-- What you will do --
Identify all lines below that hold "email" and collect them.

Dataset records
.....
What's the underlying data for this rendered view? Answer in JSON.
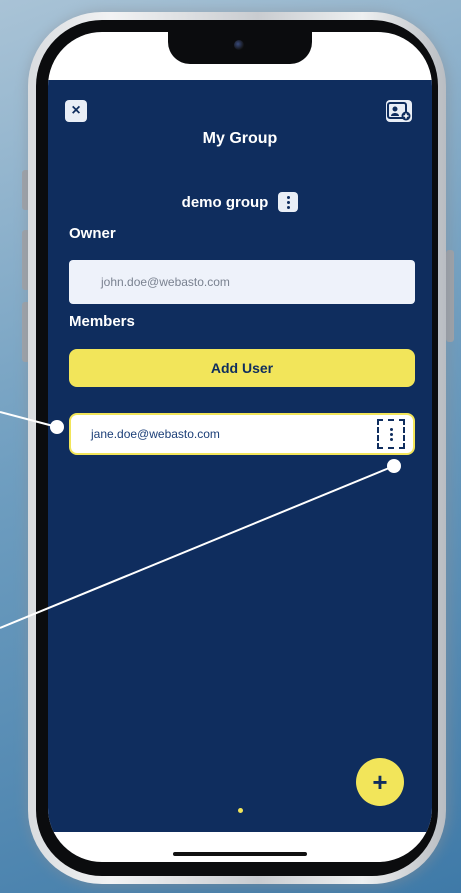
{
  "header": {
    "close_icon": "×",
    "add_contact_icon": "contact-card-plus",
    "title": "My Group"
  },
  "group": {
    "name": "demo group"
  },
  "owner": {
    "label": "Owner",
    "email": "john.doe@webasto.com"
  },
  "members": {
    "label": "Members",
    "add_button_label": "Add User",
    "items": [
      {
        "email": "jane.doe@webasto.com"
      }
    ]
  },
  "fab": {
    "icon": "+"
  },
  "colors": {
    "primary_navy": "#0f2d5e",
    "accent_yellow": "#f2e55a",
    "field_bg": "#eef2fa"
  }
}
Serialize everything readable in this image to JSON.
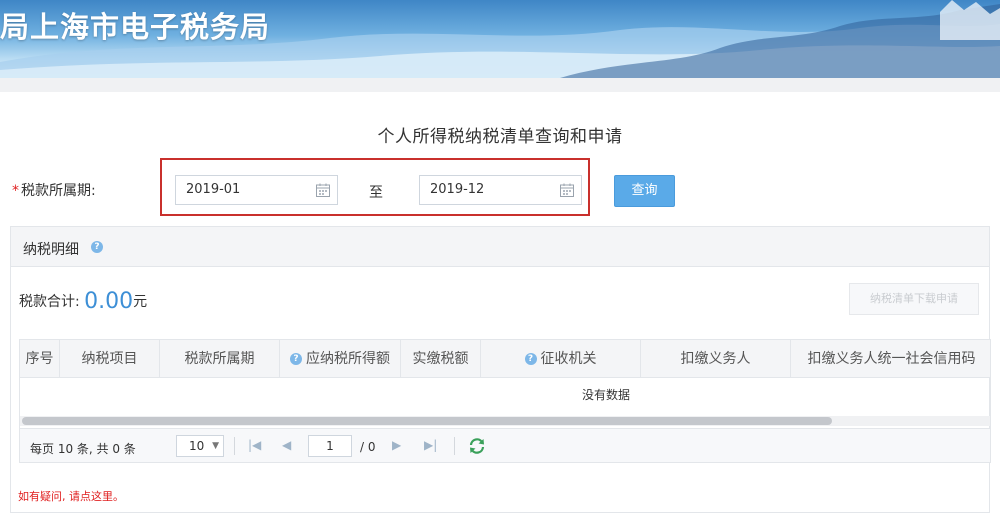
{
  "banner": {
    "title": "局上海市电子税务局"
  },
  "page": {
    "title": "个人所得税纳税清单查询和申请"
  },
  "query": {
    "period_label": "税款所属期:",
    "required_mark": "*",
    "start_date": "2019-01",
    "to_label": "至",
    "end_date": "2019-12",
    "query_button": "查询"
  },
  "detail": {
    "title": "纳税明细",
    "total_label": "税款合计:",
    "total_amount": "0.00",
    "total_unit": "元",
    "download_button": "纳税清单下载申请"
  },
  "table": {
    "columns": [
      "序号",
      "纳税项目",
      "税款所属期",
      "应纳税所得额",
      "实缴税额",
      "征收机关",
      "扣缴义务人",
      "扣缴义务人统一社会信用码"
    ],
    "empty_text": "没有数据"
  },
  "pager": {
    "summary": "每页 10 条, 共 0 条",
    "page_size": "10",
    "current_page": "1",
    "total_pages": "/ 0"
  },
  "footer": {
    "help_link": "如有疑问, 请点这里。"
  },
  "colors": {
    "accent": "#5aaae8",
    "highlight_border": "#c9302c",
    "link": "#e02020"
  }
}
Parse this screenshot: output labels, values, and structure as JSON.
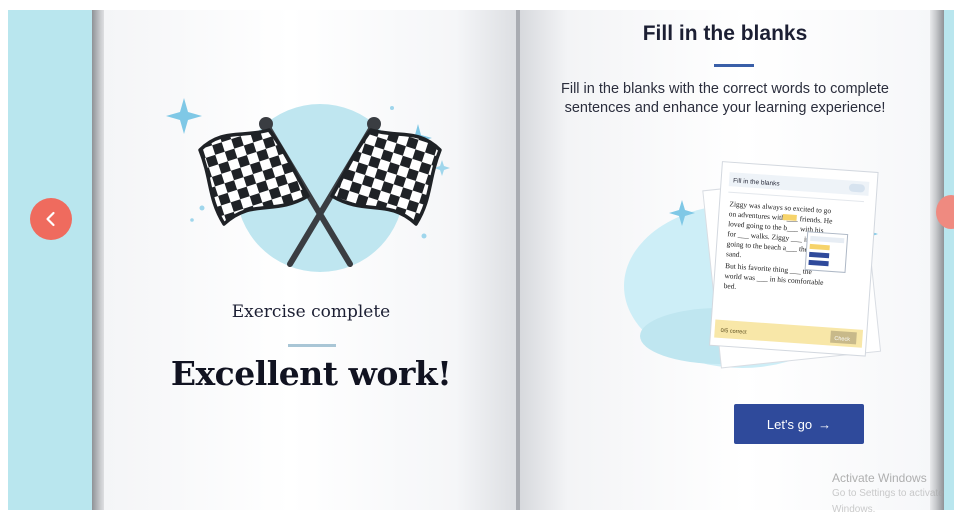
{
  "left_page": {
    "exercise_status": "Exercise complete",
    "headline": "Excellent work!"
  },
  "right_page": {
    "title": "Fill in the blanks",
    "description": "Fill in the blanks with the correct words to complete sentences and enhance your learning experience!",
    "cta_label": "Let's go",
    "cta_arrow": "→"
  },
  "worksheet_preview": {
    "header": "Fill in the blanks",
    "lines": [
      "Ziggy was always so excited to go",
      "on adventures with ___ friends. He",
      "loved going to the b___ with his",
      "for ___ walks. Ziggy ___ ing",
      "going to the beach a___ the",
      "sand.",
      "But his favorite thing ___ the",
      "world was ___ in his comfortable",
      "bed."
    ],
    "footer_left": "0/5 correct",
    "footer_right": "Check"
  },
  "navigation": {
    "prev_icon": "chevron-left-icon",
    "next_icon": "chevron-right-icon"
  },
  "watermark": {
    "line1": "Activate Windows",
    "line2": "Go to Settings to activate Windows."
  },
  "colors": {
    "background": "#b9e6ee",
    "nav_button": "#ef6b5e",
    "primary_button": "#2f4a9b",
    "accent_light_blue": "#bfe6f0",
    "sparkle": "#7fc8e6"
  }
}
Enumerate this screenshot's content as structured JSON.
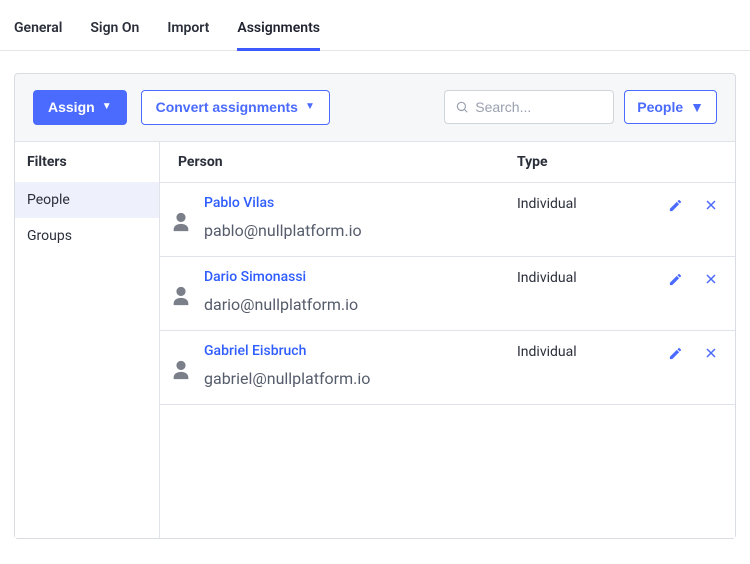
{
  "tabs": [
    {
      "label": "General",
      "active": false
    },
    {
      "label": "Sign On",
      "active": false
    },
    {
      "label": "Import",
      "active": false
    },
    {
      "label": "Assignments",
      "active": true
    }
  ],
  "toolbar": {
    "assign_label": "Assign",
    "convert_label": "Convert assignments",
    "search_placeholder": "Search...",
    "filter_button_label": "People"
  },
  "sidebar": {
    "title": "Filters",
    "items": [
      {
        "label": "People",
        "active": true
      },
      {
        "label": "Groups",
        "active": false
      }
    ]
  },
  "table": {
    "headers": {
      "person": "Person",
      "type": "Type"
    },
    "rows": [
      {
        "name": "Pablo Vilas",
        "email": "pablo@nullplatform.io",
        "type": "Individual"
      },
      {
        "name": "Dario Simonassi",
        "email": "dario@nullplatform.io",
        "type": "Individual"
      },
      {
        "name": "Gabriel Eisbruch",
        "email": "gabriel@nullplatform.io",
        "type": "Individual"
      }
    ]
  }
}
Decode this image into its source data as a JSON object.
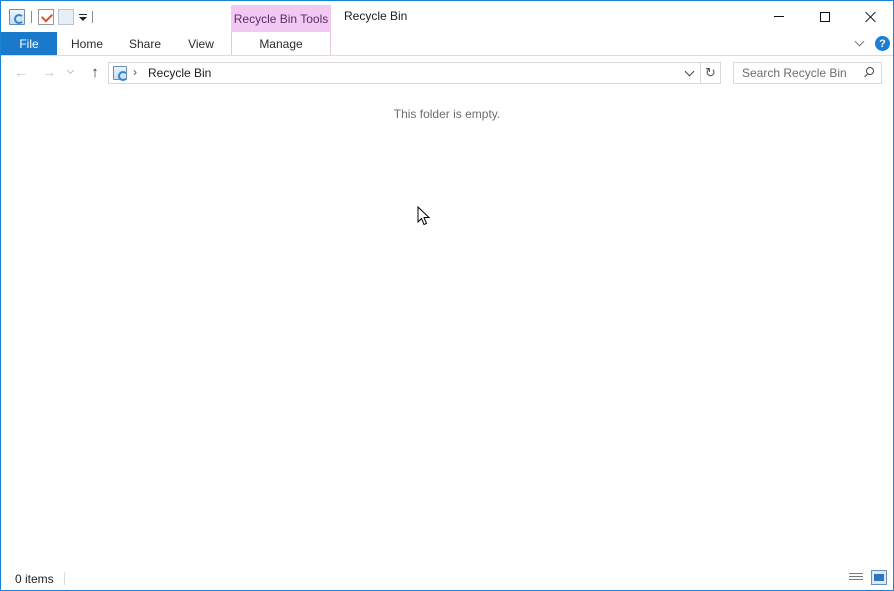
.....
-- Output below --
    "email": "john.doe@webasto.com"
        "email": "jane.doe@webasto.com"
        "email": "pablo@nullplatform.io",
        "email": "dario@nullplatform.io",
        "email": "gabriel@nullplatform.io",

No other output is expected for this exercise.